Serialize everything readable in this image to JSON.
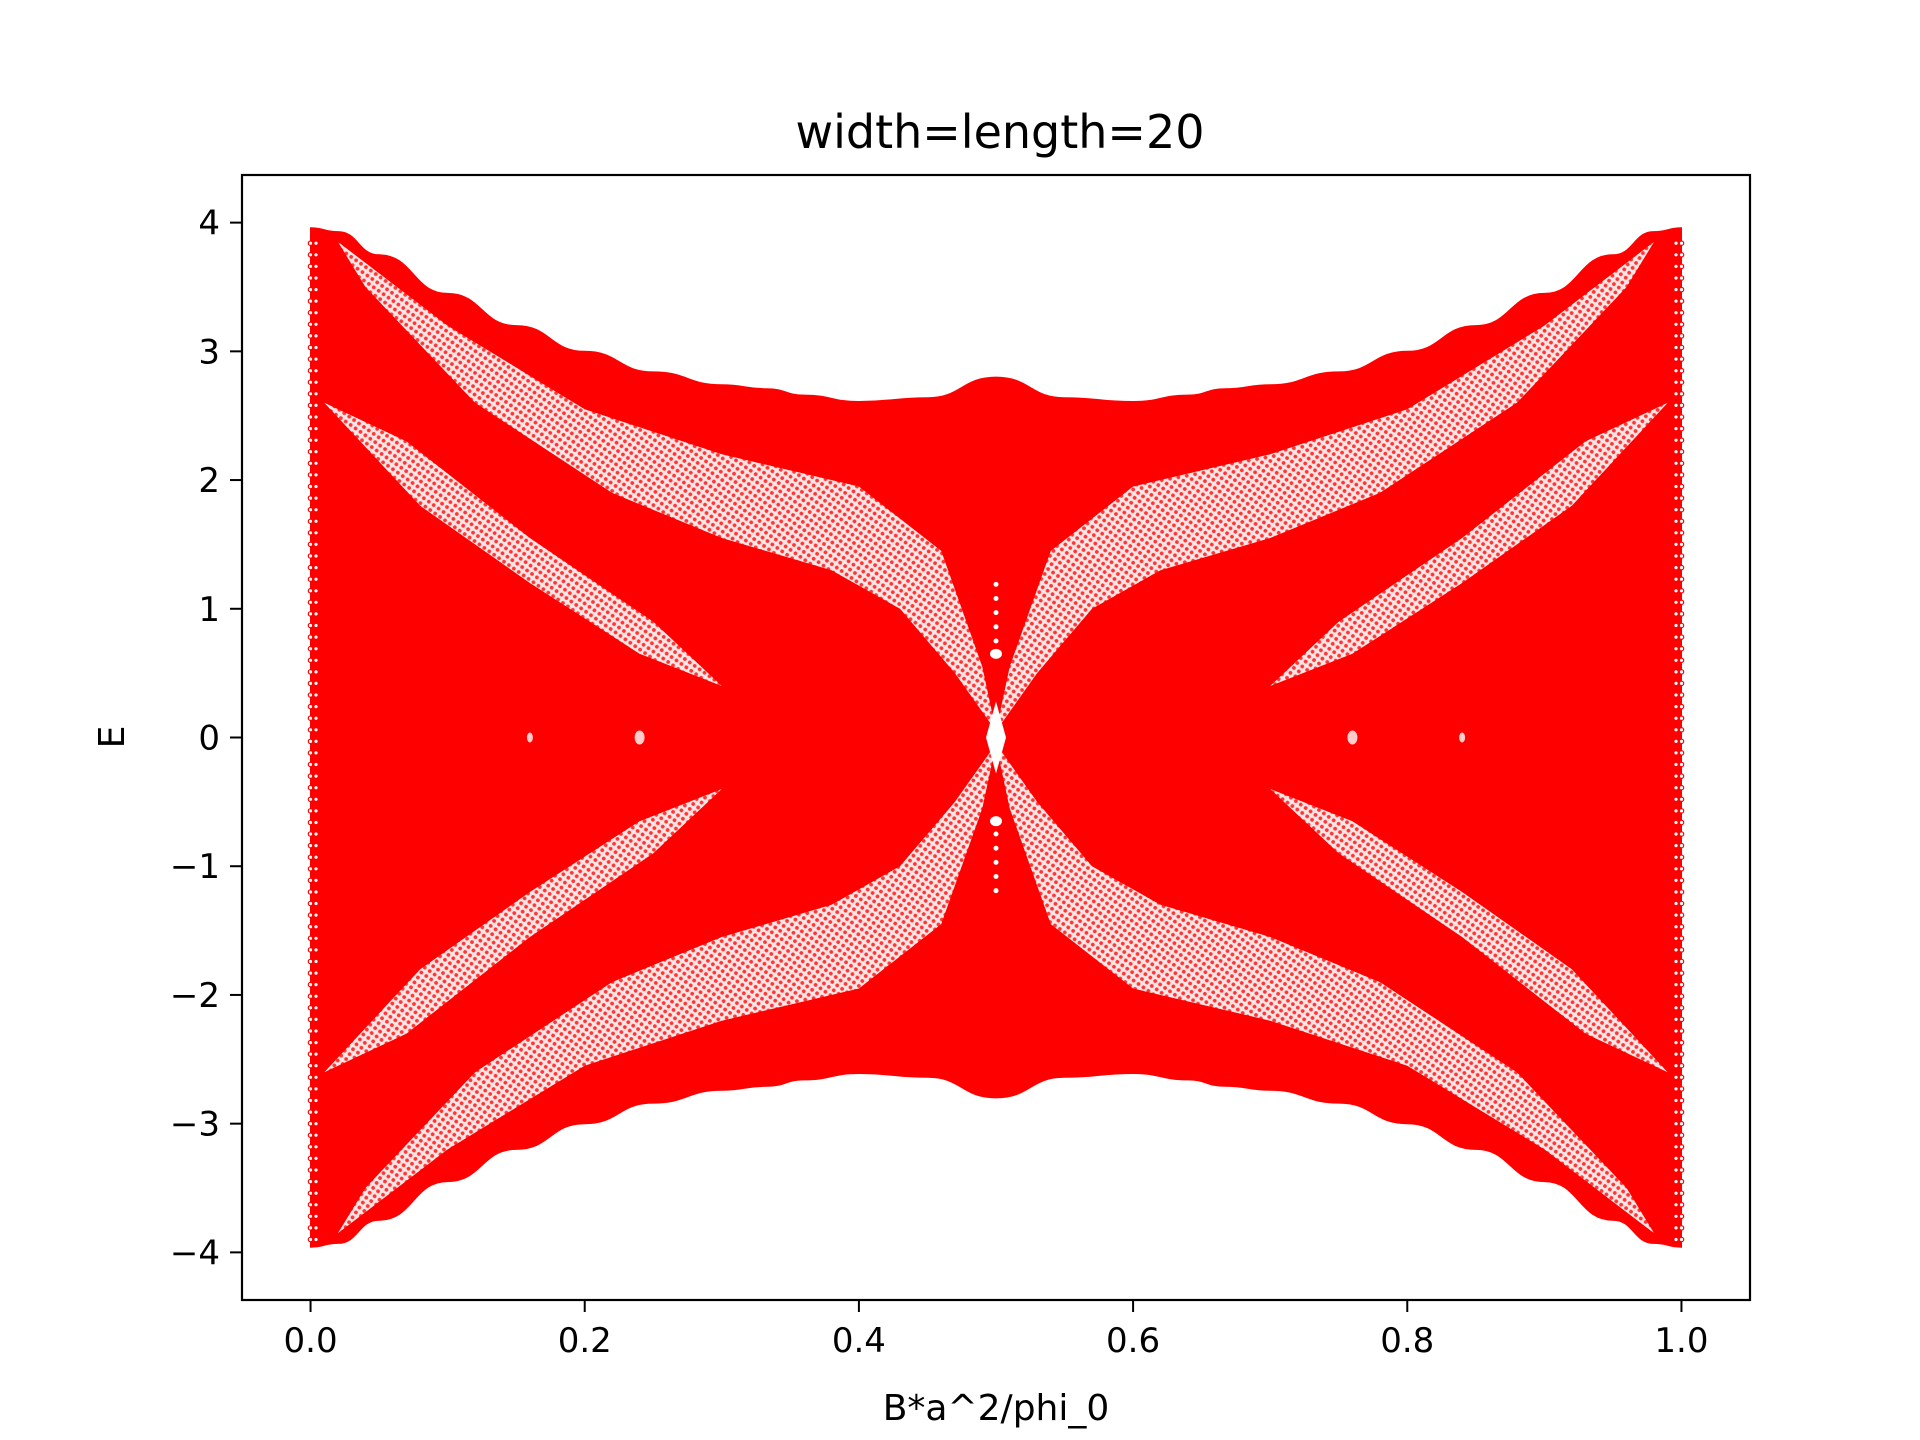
{
  "chart_data": {
    "type": "scatter",
    "title": "width=length=20",
    "xlabel": "B*a^2/phi_0",
    "ylabel": "E",
    "xlim": [
      -0.05,
      1.05
    ],
    "ylim": [
      -4.37,
      4.37
    ],
    "xticks": [
      {
        "value": 0.0,
        "label": "0.0"
      },
      {
        "value": 0.2,
        "label": "0.2"
      },
      {
        "value": 0.4,
        "label": "0.4"
      },
      {
        "value": 0.6,
        "label": "0.6"
      },
      {
        "value": 0.8,
        "label": "0.8"
      },
      {
        "value": 1.0,
        "label": "1.0"
      }
    ],
    "yticks": [
      {
        "value": 4,
        "label": "4"
      },
      {
        "value": 3,
        "label": "3"
      },
      {
        "value": 2,
        "label": "2"
      },
      {
        "value": 1,
        "label": "1"
      },
      {
        "value": 0,
        "label": "0"
      },
      {
        "value": -1,
        "label": "−1"
      },
      {
        "value": -2,
        "label": "−2"
      },
      {
        "value": -3,
        "label": "−3"
      },
      {
        "value": -4,
        "label": "−4"
      }
    ],
    "grid": false,
    "legend": "none",
    "color": "#ff0000",
    "series": [
      {
        "role": "spectrum-envelope",
        "x": [
          0.0,
          0.02,
          0.05,
          0.1,
          0.15,
          0.2,
          0.25,
          0.3,
          0.333,
          0.36,
          0.4,
          0.45,
          0.5,
          0.55,
          0.6,
          0.64,
          0.667,
          0.7,
          0.75,
          0.8,
          0.85,
          0.9,
          0.95,
          0.98,
          1.0
        ],
        "upper": [
          3.96,
          3.93,
          3.75,
          3.45,
          3.2,
          3.0,
          2.84,
          2.74,
          2.71,
          2.66,
          2.61,
          2.64,
          2.8,
          2.64,
          2.61,
          2.66,
          2.71,
          2.74,
          2.84,
          3.0,
          3.2,
          3.45,
          3.75,
          3.93,
          3.96
        ],
        "lower": [
          -3.96,
          -3.93,
          -3.75,
          -3.45,
          -3.2,
          -3.0,
          -2.84,
          -2.74,
          -2.71,
          -2.66,
          -2.61,
          -2.64,
          -2.8,
          -2.64,
          -2.61,
          -2.66,
          -2.71,
          -2.74,
          -2.84,
          -3.0,
          -3.2,
          -3.45,
          -3.75,
          -3.93,
          -3.96
        ]
      }
    ],
    "spectrum_grid": {
      "flux_step": 0.0025,
      "levels_per_flux": 160
    }
  }
}
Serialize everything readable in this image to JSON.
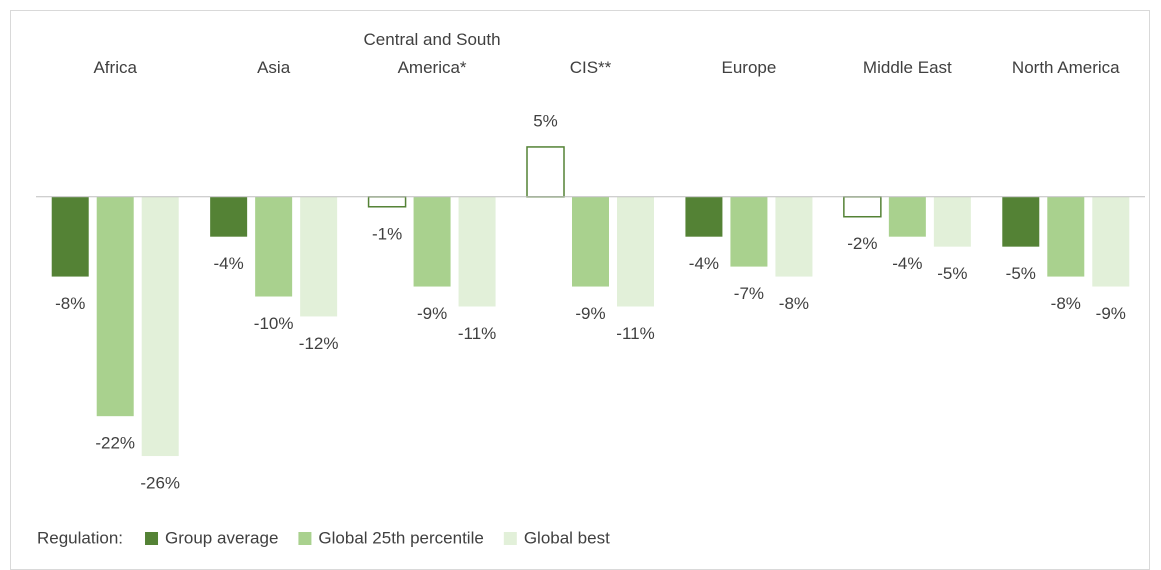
{
  "chart_data": {
    "type": "bar",
    "categories": [
      "Africa",
      "Asia",
      "Central and South America*",
      "CIS**",
      "Europe",
      "Middle East",
      "North America"
    ],
    "series": [
      {
        "name": "Group average",
        "color": "#548235",
        "values": [
          -8,
          -4,
          -1,
          5,
          -4,
          -2,
          -5
        ],
        "value_labels": [
          "-8%",
          "-4%",
          "-1%",
          "5%",
          "-4%",
          "-2%",
          "-5%"
        ],
        "hollow": [
          false,
          false,
          true,
          true,
          false,
          true,
          false
        ]
      },
      {
        "name": "Global 25th percentile",
        "color": "#a9d18e",
        "values": [
          -22,
          -10,
          -9,
          -9,
          -7,
          -4,
          -8
        ],
        "value_labels": [
          "-22%",
          "-10%",
          "-9%",
          "-9%",
          "-7%",
          "-4%",
          "-8%"
        ]
      },
      {
        "name": "Global best",
        "color": "#e2f0d9",
        "values": [
          -26,
          -12,
          -11,
          -11,
          -8,
          -5,
          -9
        ],
        "value_labels": [
          "-26%",
          "-12%",
          "-11%",
          "-11%",
          "-8%",
          "-5%",
          "-9%"
        ]
      }
    ],
    "legend_title": "Regulation:",
    "legend": "bottom-left",
    "ylim": [
      -28,
      7
    ]
  }
}
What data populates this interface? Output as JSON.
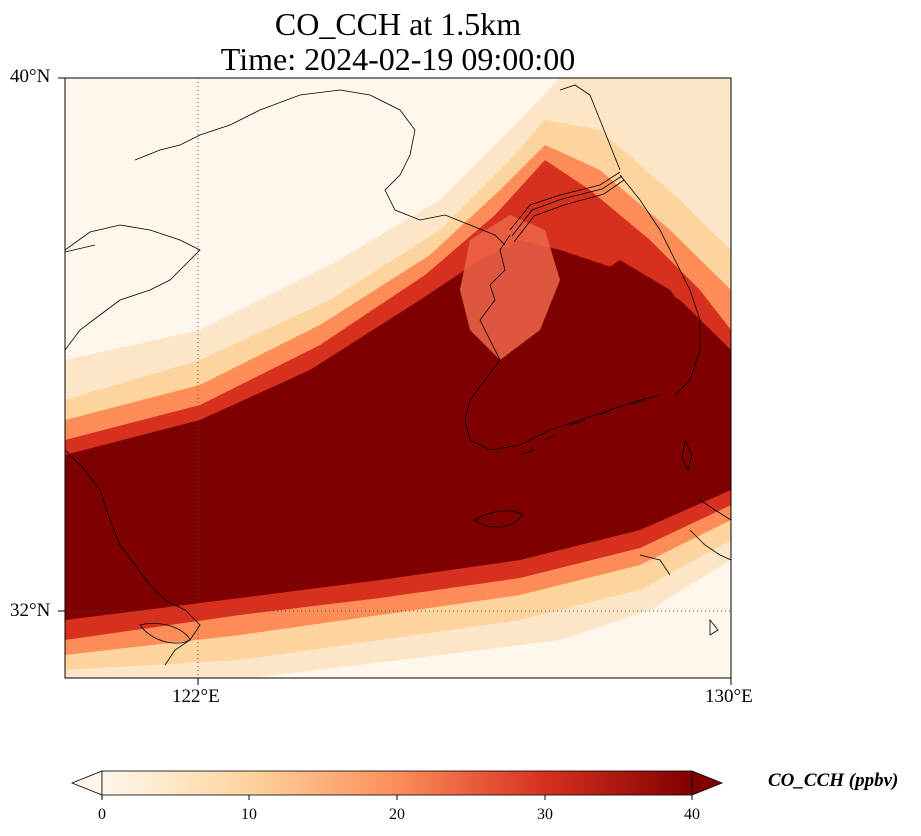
{
  "title": {
    "line1": "CO_CCH at 1.5km",
    "line2": "Time: 2024-02-19 09:00:00"
  },
  "axes": {
    "lat_ticks": [
      "40°N",
      "32°N"
    ],
    "lon_ticks": [
      "122°E",
      "130°E"
    ],
    "extent": {
      "lon_min": 120,
      "lon_max": 130,
      "lat_min": 31,
      "lat_max": 40
    },
    "gridlines": {
      "lons": [
        122
      ],
      "lats": [
        32
      ],
      "style": "dotted"
    }
  },
  "colorbar": {
    "label": "CO_CCH (ppbv)",
    "ticks": [
      "0",
      "10",
      "20",
      "30",
      "40"
    ],
    "min": 0,
    "max": 40,
    "colormap": "OrRd",
    "extend": "both"
  },
  "plume": {
    "description_note": "",
    "axis_points": [
      [
        120.0,
        32.6
      ],
      [
        122.0,
        33.4
      ],
      [
        124.0,
        34.3
      ],
      [
        125.5,
        35.1
      ],
      [
        126.5,
        35.8
      ],
      [
        127.5,
        36.3
      ],
      [
        128.5,
        36.8
      ],
      [
        130.0,
        37.4
      ]
    ],
    "core_color": "#7f0000"
  },
  "colors": {
    "background": "#fff7ec",
    "coastline": "#000000",
    "frame": "#000000"
  }
}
• • • • • • •
Goal:
Return the listing above unchanged, apart from dropping its pictures.

Answer for this exercise:
Serialize everything readable in this image to JSON.
{
  "chart_data": {
    "type": "scatter",
    "title": "width=length=20",
    "xlabel": "B*a^2/phi_0",
    "ylabel": "E",
    "xlim": [
      -0.05,
      1.05
    ],
    "ylim": [
      -4.37,
      4.37
    ],
    "xticks": [
      {
        "value": 0.0,
        "label": "0.0"
      },
      {
        "value": 0.2,
        "label": "0.2"
      },
      {
        "value": 0.4,
        "label": "0.4"
      },
      {
        "value": 0.6,
        "label": "0.6"
      },
      {
        "value": 0.8,
        "label": "0.8"
      },
      {
        "value": 1.0,
        "label": "1.0"
      }
    ],
    "yticks": [
      {
        "value": 4,
        "label": "4"
      },
      {
        "value": 3,
        "label": "3"
      },
      {
        "value": 2,
        "label": "2"
      },
      {
        "value": 1,
        "label": "1"
      },
      {
        "value": 0,
        "label": "0"
      },
      {
        "value": -1,
        "label": "−1"
      },
      {
        "value": -2,
        "label": "−2"
      },
      {
        "value": -3,
        "label": "−3"
      },
      {
        "value": -4,
        "label": "−4"
      }
    ],
    "grid": false,
    "legend": "none",
    "color": "#ff0000",
    "series": [
      {
        "role": "spectrum-envelope",
        "x": [
          0.0,
          0.02,
          0.05,
          0.1,
          0.15,
          0.2,
          0.25,
          0.3,
          0.333,
          0.36,
          0.4,
          0.45,
          0.5,
          0.55,
          0.6,
          0.64,
          0.667,
          0.7,
          0.75,
          0.8,
          0.85,
          0.9,
          0.95,
          0.98,
          1.0
        ],
        "upper": [
          3.96,
          3.93,
          3.75,
          3.45,
          3.2,
          3.0,
          2.84,
          2.74,
          2.71,
          2.66,
          2.61,
          2.64,
          2.8,
          2.64,
          2.61,
          2.66,
          2.71,
          2.74,
          2.84,
          3.0,
          3.2,
          3.45,
          3.75,
          3.93,
          3.96
        ],
        "lower": [
          -3.96,
          -3.93,
          -3.75,
          -3.45,
          -3.2,
          -3.0,
          -2.84,
          -2.74,
          -2.71,
          -2.66,
          -2.61,
          -2.64,
          -2.8,
          -2.64,
          -2.61,
          -2.66,
          -2.71,
          -2.74,
          -2.84,
          -3.0,
          -3.2,
          -3.45,
          -3.75,
          -3.93,
          -3.96
        ]
      }
    ],
    "spectrum_grid": {
      "flux_step": 0.0025,
      "levels_per_flux": 160
    }
  }
}
Serialize everything readable in this image to JSON.
{
  "chart_data": {
    "type": "bar",
    "categories": [
      "Africa",
      "Asia",
      "Central and South America*",
      "CIS**",
      "Europe",
      "Middle East",
      "North America"
    ],
    "series": [
      {
        "name": "Group average",
        "color": "#548235",
        "values": [
          -8,
          -4,
          -1,
          5,
          -4,
          -2,
          -5
        ],
        "value_labels": [
          "-8%",
          "-4%",
          "-1%",
          "5%",
          "-4%",
          "-2%",
          "-5%"
        ],
        "hollow": [
          false,
          false,
          true,
          true,
          false,
          true,
          false
        ]
      },
      {
        "name": "Global 25th percentile",
        "color": "#a9d18e",
        "values": [
          -22,
          -10,
          -9,
          -9,
          -7,
          -4,
          -8
        ],
        "value_labels": [
          "-22%",
          "-10%",
          "-9%",
          "-9%",
          "-7%",
          "-4%",
          "-8%"
        ]
      },
      {
        "name": "Global best",
        "color": "#e2f0d9",
        "values": [
          -26,
          -12,
          -11,
          -11,
          -8,
          -5,
          -9
        ],
        "value_labels": [
          "-26%",
          "-12%",
          "-11%",
          "-11%",
          "-8%",
          "-5%",
          "-9%"
        ]
      }
    ],
    "legend_title": "Regulation:",
    "legend": "bottom-left",
    "ylim": [
      -28,
      7
    ]
  }
}
What data populates this interface? Output as JSON.
{
  "title": {
    "line1": "CO_CCH at 1.5km",
    "line2": "Time: 2024-02-19 09:00:00"
  },
  "axes": {
    "lat_ticks": [
      "40°N",
      "32°N"
    ],
    "lon_ticks": [
      "122°E",
      "130°E"
    ],
    "extent": {
      "lon_min": 120,
      "lon_max": 130,
      "lat_min": 31,
      "lat_max": 40
    },
    "gridlines": {
      "lons": [
        122
      ],
      "lats": [
        32
      ],
      "style": "dotted"
    }
  },
  "colorbar": {
    "label": "CO_CCH (ppbv)",
    "ticks": [
      "0",
      "10",
      "20",
      "30",
      "40"
    ],
    "min": 0,
    "max": 40,
    "colormap": "OrRd",
    "extend": "both"
  },
  "plume": {
    "description_note": "",
    "axis_points": [
      [
        120.0,
        32.6
      ],
      [
        122.0,
        33.4
      ],
      [
        124.0,
        34.3
      ],
      [
        125.5,
        35.1
      ],
      [
        126.5,
        35.8
      ],
      [
        127.5,
        36.3
      ],
      [
        128.5,
        36.8
      ],
      [
        130.0,
        37.4
      ]
    ],
    "core_color": "#7f0000"
  },
  "colors": {
    "background": "#fff7ec",
    "coastline": "#000000",
    "frame": "#000000"
  }
}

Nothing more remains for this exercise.